* **Stated exercise**
Extract the lines that hold the string "Calculate".

--- Start Given data ---

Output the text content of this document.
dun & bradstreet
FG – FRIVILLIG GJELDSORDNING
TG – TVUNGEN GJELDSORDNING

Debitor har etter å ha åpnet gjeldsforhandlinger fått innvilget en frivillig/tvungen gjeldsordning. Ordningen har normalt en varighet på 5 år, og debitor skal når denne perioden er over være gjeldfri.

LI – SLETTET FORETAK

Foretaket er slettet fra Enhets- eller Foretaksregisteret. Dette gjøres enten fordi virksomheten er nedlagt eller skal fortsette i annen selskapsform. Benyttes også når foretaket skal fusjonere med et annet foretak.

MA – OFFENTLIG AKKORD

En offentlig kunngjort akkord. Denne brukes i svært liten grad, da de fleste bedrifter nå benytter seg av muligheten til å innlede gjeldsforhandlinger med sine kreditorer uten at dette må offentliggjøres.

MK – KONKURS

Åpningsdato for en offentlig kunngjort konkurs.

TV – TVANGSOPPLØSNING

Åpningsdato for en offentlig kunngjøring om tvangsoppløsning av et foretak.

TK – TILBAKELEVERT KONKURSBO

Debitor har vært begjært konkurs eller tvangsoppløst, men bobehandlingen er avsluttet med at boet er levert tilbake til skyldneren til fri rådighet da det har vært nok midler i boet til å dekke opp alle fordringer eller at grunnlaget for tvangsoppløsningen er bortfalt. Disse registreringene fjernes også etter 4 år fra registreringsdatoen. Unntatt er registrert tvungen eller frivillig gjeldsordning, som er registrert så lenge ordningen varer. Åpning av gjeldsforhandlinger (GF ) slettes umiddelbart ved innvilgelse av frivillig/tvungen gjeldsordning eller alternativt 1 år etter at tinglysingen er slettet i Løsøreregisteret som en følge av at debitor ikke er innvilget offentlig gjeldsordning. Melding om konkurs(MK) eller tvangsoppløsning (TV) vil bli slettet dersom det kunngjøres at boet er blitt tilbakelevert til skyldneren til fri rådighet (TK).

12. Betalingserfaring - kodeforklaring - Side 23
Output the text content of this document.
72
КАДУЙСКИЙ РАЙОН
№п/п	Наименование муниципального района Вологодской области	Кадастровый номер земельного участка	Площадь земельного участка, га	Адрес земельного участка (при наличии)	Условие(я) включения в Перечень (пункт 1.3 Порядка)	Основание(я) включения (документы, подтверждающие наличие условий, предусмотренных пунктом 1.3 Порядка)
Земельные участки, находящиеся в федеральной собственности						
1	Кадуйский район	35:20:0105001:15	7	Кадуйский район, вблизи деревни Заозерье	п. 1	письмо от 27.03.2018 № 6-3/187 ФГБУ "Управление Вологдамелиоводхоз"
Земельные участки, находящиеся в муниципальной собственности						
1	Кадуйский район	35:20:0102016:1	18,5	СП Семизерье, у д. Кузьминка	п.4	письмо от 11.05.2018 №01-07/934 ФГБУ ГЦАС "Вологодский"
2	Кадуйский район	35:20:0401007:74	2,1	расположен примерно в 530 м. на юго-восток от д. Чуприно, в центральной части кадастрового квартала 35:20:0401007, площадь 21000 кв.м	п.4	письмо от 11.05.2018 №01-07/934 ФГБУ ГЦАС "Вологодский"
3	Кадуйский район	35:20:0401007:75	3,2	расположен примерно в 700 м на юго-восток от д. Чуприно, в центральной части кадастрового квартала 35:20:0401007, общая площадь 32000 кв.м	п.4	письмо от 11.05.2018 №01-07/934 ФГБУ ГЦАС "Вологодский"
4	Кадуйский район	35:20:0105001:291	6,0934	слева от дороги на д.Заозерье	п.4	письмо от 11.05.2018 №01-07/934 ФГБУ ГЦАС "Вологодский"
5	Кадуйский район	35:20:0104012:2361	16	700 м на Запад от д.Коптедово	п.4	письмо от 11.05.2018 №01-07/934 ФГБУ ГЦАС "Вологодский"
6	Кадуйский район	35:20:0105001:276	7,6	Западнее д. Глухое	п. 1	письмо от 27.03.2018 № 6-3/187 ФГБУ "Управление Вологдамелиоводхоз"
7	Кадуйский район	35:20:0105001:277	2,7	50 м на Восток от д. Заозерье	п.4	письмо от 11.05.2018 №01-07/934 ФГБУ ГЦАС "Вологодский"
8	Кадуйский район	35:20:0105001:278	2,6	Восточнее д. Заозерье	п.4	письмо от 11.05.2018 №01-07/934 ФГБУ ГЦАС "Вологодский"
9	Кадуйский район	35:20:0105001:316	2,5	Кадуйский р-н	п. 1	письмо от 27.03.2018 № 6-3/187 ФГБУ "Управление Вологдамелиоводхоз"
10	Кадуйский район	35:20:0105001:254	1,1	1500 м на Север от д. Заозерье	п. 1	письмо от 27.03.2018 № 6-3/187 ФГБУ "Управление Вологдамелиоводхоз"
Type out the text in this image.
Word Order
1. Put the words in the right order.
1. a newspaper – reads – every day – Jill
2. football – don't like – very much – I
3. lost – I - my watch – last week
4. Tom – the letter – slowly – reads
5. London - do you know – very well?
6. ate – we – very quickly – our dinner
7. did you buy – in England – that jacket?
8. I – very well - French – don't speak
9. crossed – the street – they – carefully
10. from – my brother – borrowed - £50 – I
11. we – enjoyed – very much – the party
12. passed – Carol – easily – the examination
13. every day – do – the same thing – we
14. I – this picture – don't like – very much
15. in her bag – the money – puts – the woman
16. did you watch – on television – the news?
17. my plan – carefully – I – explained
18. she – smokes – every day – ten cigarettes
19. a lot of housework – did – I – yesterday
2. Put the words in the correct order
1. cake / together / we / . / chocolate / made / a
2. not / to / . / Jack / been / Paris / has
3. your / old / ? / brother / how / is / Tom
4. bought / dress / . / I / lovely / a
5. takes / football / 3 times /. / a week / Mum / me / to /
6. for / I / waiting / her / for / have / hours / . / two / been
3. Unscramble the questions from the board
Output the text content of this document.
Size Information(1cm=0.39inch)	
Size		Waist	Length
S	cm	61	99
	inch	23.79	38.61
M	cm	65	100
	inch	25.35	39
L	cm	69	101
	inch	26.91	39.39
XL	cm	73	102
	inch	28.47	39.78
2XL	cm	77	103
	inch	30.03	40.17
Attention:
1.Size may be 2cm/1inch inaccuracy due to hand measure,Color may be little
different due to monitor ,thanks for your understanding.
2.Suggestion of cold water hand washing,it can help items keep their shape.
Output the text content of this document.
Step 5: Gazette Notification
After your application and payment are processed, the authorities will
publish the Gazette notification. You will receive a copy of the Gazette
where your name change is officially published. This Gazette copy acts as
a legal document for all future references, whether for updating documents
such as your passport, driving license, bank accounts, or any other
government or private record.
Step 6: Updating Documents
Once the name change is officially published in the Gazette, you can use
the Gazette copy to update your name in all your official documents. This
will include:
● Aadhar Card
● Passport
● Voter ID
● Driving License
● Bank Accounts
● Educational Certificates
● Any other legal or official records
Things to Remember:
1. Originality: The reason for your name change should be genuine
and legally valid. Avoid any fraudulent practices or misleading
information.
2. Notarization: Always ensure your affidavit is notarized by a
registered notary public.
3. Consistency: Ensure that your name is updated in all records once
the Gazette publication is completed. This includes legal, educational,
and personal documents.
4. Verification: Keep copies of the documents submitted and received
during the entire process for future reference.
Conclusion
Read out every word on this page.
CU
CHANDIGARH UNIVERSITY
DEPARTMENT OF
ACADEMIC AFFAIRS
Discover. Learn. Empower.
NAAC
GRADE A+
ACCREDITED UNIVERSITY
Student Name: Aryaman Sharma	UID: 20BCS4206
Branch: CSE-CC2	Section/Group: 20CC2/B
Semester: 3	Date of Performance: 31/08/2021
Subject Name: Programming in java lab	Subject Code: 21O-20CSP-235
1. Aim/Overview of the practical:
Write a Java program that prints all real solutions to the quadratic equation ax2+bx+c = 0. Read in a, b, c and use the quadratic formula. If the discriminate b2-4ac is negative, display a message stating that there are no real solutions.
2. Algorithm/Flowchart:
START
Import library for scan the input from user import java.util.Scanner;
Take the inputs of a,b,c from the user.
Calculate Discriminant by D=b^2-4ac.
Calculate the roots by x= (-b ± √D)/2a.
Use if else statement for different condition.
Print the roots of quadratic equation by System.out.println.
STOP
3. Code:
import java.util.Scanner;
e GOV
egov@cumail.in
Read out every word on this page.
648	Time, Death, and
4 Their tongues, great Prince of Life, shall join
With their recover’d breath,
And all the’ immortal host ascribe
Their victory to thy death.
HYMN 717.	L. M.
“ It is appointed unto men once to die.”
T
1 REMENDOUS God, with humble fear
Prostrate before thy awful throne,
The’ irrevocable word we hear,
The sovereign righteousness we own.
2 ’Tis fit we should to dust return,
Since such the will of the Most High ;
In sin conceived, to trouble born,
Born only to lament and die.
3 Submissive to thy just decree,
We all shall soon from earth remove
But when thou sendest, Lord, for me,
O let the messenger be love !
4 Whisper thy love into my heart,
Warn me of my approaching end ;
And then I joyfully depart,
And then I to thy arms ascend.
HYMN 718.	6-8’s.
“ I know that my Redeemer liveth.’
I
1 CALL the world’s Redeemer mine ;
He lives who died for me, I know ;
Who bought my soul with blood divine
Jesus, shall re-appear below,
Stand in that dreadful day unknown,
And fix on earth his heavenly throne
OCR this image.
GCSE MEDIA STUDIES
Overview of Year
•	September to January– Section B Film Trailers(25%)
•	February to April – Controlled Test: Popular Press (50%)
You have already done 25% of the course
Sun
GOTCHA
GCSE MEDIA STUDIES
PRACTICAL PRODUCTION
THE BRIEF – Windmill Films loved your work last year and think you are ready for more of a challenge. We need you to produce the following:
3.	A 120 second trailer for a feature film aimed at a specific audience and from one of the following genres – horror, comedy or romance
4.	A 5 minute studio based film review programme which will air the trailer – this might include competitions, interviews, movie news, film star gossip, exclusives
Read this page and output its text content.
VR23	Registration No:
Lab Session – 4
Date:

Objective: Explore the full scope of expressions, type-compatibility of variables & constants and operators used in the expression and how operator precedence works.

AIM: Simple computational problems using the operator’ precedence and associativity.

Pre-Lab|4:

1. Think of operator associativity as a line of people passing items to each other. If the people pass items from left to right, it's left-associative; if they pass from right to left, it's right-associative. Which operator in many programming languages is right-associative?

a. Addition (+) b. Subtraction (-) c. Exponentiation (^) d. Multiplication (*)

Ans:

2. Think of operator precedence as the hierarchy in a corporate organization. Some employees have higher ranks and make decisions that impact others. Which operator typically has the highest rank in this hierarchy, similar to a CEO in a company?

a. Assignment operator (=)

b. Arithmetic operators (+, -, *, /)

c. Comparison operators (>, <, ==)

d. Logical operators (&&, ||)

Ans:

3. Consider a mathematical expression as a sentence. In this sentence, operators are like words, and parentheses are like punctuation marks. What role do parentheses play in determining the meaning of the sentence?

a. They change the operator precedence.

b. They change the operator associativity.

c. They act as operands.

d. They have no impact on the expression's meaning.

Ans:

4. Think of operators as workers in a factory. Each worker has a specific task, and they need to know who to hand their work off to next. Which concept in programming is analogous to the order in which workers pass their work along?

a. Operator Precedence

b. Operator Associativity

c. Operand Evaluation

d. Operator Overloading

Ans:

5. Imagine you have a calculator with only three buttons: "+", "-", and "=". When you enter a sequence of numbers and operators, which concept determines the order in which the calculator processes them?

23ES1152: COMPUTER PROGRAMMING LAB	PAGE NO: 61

--- End Given data ---

* **Result of this exercise**
Calculate Discriminant by D=b^2-4ac.
Calculate the roots by x= (-b ± √D)/2a.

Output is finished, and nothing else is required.